§ Objective
Exactly as they appear, output all of the entries.
━━━━━ Data supplied
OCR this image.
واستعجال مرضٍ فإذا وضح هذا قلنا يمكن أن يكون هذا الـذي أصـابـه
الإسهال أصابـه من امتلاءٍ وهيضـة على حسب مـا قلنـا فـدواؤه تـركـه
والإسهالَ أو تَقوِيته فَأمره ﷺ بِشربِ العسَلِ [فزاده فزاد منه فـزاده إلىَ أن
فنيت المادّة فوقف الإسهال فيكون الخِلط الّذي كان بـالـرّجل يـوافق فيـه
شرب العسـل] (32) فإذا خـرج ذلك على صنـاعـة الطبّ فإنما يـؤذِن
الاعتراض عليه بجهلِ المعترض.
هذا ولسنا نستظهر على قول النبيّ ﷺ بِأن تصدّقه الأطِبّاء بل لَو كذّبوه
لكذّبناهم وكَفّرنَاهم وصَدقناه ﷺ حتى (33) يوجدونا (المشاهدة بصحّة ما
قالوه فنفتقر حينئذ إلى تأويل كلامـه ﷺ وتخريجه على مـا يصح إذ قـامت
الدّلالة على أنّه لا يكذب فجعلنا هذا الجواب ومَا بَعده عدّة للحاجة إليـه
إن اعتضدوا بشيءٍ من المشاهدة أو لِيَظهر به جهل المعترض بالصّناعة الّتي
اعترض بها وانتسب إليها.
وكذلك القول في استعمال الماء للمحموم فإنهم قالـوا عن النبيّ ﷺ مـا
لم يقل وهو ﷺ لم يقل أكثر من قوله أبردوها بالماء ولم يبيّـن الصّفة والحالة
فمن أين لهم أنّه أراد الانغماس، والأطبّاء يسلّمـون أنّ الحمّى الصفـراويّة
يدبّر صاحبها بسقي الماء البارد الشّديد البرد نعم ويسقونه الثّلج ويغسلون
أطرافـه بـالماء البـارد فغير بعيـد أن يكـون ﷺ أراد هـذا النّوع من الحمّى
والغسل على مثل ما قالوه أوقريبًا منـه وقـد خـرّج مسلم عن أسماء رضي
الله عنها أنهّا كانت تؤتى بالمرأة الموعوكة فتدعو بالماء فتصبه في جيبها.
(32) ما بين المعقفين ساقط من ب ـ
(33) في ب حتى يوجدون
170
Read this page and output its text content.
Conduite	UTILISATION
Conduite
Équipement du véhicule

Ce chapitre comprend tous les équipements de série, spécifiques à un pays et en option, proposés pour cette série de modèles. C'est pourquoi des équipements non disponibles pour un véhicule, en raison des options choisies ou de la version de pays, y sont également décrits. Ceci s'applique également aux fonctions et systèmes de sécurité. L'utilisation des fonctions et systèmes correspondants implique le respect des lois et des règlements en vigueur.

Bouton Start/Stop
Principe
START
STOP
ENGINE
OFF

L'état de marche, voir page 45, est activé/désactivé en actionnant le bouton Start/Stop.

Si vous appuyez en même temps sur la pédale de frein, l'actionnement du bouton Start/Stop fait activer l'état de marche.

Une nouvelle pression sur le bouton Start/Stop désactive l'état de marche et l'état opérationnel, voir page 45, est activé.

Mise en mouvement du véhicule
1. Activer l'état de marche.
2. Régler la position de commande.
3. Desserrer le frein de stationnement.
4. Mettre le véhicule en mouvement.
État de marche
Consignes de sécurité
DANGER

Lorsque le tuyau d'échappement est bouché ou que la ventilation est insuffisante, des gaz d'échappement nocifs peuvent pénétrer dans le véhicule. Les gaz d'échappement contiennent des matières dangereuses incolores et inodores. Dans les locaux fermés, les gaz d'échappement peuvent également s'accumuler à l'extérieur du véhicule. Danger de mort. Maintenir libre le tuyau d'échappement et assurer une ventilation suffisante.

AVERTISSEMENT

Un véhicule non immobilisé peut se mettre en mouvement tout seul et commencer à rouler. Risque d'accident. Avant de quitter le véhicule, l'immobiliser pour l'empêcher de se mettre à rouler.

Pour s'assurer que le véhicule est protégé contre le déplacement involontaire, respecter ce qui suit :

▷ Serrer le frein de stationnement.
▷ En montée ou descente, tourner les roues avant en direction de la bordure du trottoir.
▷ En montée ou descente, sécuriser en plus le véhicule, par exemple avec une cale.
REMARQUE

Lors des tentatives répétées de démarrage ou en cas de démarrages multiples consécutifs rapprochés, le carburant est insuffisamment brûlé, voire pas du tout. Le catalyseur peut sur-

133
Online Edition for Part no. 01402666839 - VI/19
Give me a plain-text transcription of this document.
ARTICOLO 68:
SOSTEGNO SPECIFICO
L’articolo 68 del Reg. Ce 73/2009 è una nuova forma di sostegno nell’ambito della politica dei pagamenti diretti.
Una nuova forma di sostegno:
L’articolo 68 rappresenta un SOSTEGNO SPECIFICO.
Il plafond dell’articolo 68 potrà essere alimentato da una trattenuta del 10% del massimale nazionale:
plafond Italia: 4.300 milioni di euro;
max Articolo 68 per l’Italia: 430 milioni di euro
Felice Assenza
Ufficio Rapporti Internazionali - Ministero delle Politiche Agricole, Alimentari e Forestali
━━━━━━━━━━
§ Exercise response
OCR this image.
واستعجال مرضٍ فإذا وضح هذا قلنا يمكن أن يكون هذا الـذي أصـابـه
الإسهال أصابـه من امتلاءٍ وهيضـة على حسب مـا قلنـا فـدواؤه تـركـه
والإسهالَ أو تَقوِيته فَأمره ﷺ بِشربِ العسَلِ [فزاده فزاد منه فـزاده إلىَ أن
فنيت المادّة فوقف الإسهال فيكون الخِلط الّذي كان بـالـرّجل يـوافق فيـه
شرب العسـل] (32) فإذا خـرج ذلك على صنـاعـة الطبّ فإنما يـؤذِن
الاعتراض عليه بجهلِ المعترض.
هذا ولسنا نستظهر على قول النبيّ ﷺ بِأن تصدّقه الأطِبّاء بل لَو كذّبوه
لكذّبناهم وكَفّرنَاهم وصَدقناه ﷺ حتى (33) يوجدونا (المشاهدة بصحّة ما
قالوه فنفتقر حينئذ إلى تأويل كلامـه ﷺ وتخريجه على مـا يصح إذ قـامت
الدّلالة على أنّه لا يكذب فجعلنا هذا الجواب ومَا بَعده عدّة للحاجة إليـه
إن اعتضدوا بشيءٍ من المشاهدة أو لِيَظهر به جهل المعترض بالصّناعة الّتي
اعترض بها وانتسب إليها.
وكذلك القول في استعمال الماء للمحموم فإنهم قالـوا عن النبيّ ﷺ مـا
لم يقل وهو ﷺ لم يقل أكثر من قوله أبردوها بالماء ولم يبيّـن الصّفة والحالة
فمن أين لهم أنّه أراد الانغماس، والأطبّاء يسلّمـون أنّ الحمّى الصفـراويّة
يدبّر صاحبها بسقي الماء البارد الشّديد البرد نعم ويسقونه الثّلج ويغسلون
أطرافـه بـالماء البـارد فغير بعيـد أن يكـون ﷺ أراد هـذا النّوع من الحمّى
والغسل على مثل ما قالوه أوقريبًا منـه وقـد خـرّج مسلم عن أسماء رضي
الله عنها أنهّا كانت تؤتى بالمرأة الموعوكة فتدعو بالماء فتصبه في جيبها.
(32) ما بين المعقفين ساقط من ب ـ
(33) في ب حتى يوجدون
170
Read this page and output its text content.
Conduite	UTILISATION
Conduite
Équipement du véhicule

Ce chapitre comprend tous les équipements de série, spécifiques à un pays et en option, proposés pour cette série de modèles. C'est pourquoi des équipements non disponibles pour un véhicule, en raison des options choisies ou de la version de pays, y sont également décrits. Ceci s'applique également aux fonctions et systèmes de sécurité. L'utilisation des fonctions et systèmes correspondants implique le respect des lois et des règlements en vigueur.

Bouton Start/Stop
Principe
START
STOP
ENGINE
OFF

L'état de marche, voir page 45, est activé/désactivé en actionnant le bouton Start/Stop.

Si vous appuyez en même temps sur la pédale de frein, l'actionnement du bouton Start/Stop fait activer l'état de marche.

Une nouvelle pression sur le bouton Start/Stop désactive l'état de marche et l'état opérationnel, voir page 45, est activé.

Mise en mouvement du véhicule
1. Activer l'état de marche.
2. Régler la position de commande.
3. Desserrer le frein de stationnement.
4. Mettre le véhicule en mouvement.
État de marche
Consignes de sécurité
DANGER

Lorsque le tuyau d'échappement est bouché ou que la ventilation est insuffisante, des gaz d'échappement nocifs peuvent pénétrer dans le véhicule. Les gaz d'échappement contiennent des matières dangereuses incolores et inodores. Dans les locaux fermés, les gaz d'échappement peuvent également s'accumuler à l'extérieur du véhicule. Danger de mort. Maintenir libre le tuyau d'échappement et assurer une ventilation suffisante.

AVERTISSEMENT

Un véhicule non immobilisé peut se mettre en mouvement tout seul et commencer à rouler. Risque d'accident. Avant de quitter le véhicule, l'immobiliser pour l'empêcher de se mettre à rouler.

Pour s'assurer que le véhicule est protégé contre le déplacement involontaire, respecter ce qui suit :

▷ Serrer le frein de stationnement.
▷ En montée ou descente, tourner les roues avant en direction de la bordure du trottoir.
▷ En montée ou descente, sécuriser en plus le véhicule, par exemple avec une cale.
REMARQUE

Lors des tentatives répétées de démarrage ou en cas de démarrages multiples consécutifs rapprochés, le carburant est insuffisamment brûlé, voire pas du tout. Le catalyseur peut sur-

133
Online Edition for Part no. 01402666839 - VI/19
Give me a plain-text transcription of this document.
ARTICOLO 68:
SOSTEGNO SPECIFICO
L’articolo 68 del Reg. Ce 73/2009 è una nuova forma di sostegno nell’ambito della politica dei pagamenti diretti.
Una nuova forma di sostegno:
L’articolo 68 rappresenta un SOSTEGNO SPECIFICO.
Il plafond dell’articolo 68 potrà essere alimentato da una trattenuta del 10% del massimale nazionale:
plafond Italia: 4.300 milioni di euro;
max Articolo 68 per l’Italia: 430 milioni di euro
Felice Assenza
Ufficio Rapporti Internazionali - Ministero delle Politiche Agricole, Alimentari e Forestali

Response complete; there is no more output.